* _Extracted information_
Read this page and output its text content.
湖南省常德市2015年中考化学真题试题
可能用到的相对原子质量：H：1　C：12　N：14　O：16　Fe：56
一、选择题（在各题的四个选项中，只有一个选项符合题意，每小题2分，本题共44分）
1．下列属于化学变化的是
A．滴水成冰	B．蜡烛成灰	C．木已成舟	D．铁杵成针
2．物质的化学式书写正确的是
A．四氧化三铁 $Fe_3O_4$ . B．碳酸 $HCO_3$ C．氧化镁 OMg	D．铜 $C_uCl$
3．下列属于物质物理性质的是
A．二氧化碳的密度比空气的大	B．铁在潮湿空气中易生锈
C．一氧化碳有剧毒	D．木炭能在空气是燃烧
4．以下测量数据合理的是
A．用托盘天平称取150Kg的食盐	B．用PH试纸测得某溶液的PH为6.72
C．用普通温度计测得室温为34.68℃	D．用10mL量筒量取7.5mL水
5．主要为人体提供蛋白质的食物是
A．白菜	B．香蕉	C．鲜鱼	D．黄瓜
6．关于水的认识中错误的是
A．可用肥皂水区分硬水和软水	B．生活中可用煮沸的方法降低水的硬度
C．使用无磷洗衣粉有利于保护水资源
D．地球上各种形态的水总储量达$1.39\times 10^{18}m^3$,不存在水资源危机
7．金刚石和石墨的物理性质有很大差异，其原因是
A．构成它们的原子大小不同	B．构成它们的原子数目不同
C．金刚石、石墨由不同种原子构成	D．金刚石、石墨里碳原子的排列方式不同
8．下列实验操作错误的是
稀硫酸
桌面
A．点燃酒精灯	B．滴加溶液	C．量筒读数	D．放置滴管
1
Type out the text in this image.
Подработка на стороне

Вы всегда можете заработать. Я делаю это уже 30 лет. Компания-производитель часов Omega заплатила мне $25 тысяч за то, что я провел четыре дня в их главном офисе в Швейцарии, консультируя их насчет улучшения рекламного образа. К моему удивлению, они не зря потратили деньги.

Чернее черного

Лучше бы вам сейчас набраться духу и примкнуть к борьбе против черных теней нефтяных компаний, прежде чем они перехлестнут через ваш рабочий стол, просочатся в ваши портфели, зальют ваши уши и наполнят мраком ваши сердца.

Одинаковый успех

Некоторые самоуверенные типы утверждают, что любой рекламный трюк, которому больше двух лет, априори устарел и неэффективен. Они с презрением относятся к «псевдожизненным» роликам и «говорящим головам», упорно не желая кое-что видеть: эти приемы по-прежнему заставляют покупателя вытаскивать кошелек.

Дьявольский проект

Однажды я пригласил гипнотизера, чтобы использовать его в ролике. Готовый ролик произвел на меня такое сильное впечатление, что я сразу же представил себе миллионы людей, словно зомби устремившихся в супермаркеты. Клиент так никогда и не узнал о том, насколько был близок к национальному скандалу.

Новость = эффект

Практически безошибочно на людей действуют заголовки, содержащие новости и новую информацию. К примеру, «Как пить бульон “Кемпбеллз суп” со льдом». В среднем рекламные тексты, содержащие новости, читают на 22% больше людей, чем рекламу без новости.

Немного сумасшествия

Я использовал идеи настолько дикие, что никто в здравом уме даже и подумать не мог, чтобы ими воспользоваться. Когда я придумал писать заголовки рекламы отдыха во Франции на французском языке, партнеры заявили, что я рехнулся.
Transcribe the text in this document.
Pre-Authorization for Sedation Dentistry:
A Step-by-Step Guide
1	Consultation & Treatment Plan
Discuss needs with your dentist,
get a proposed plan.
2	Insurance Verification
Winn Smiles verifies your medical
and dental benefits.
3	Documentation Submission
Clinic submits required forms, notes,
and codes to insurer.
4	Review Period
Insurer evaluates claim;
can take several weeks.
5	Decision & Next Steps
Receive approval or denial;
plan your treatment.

* _Challenge_
Of the lines above, how many include the word "больше"? Reply with the number only.

* _Task response_
2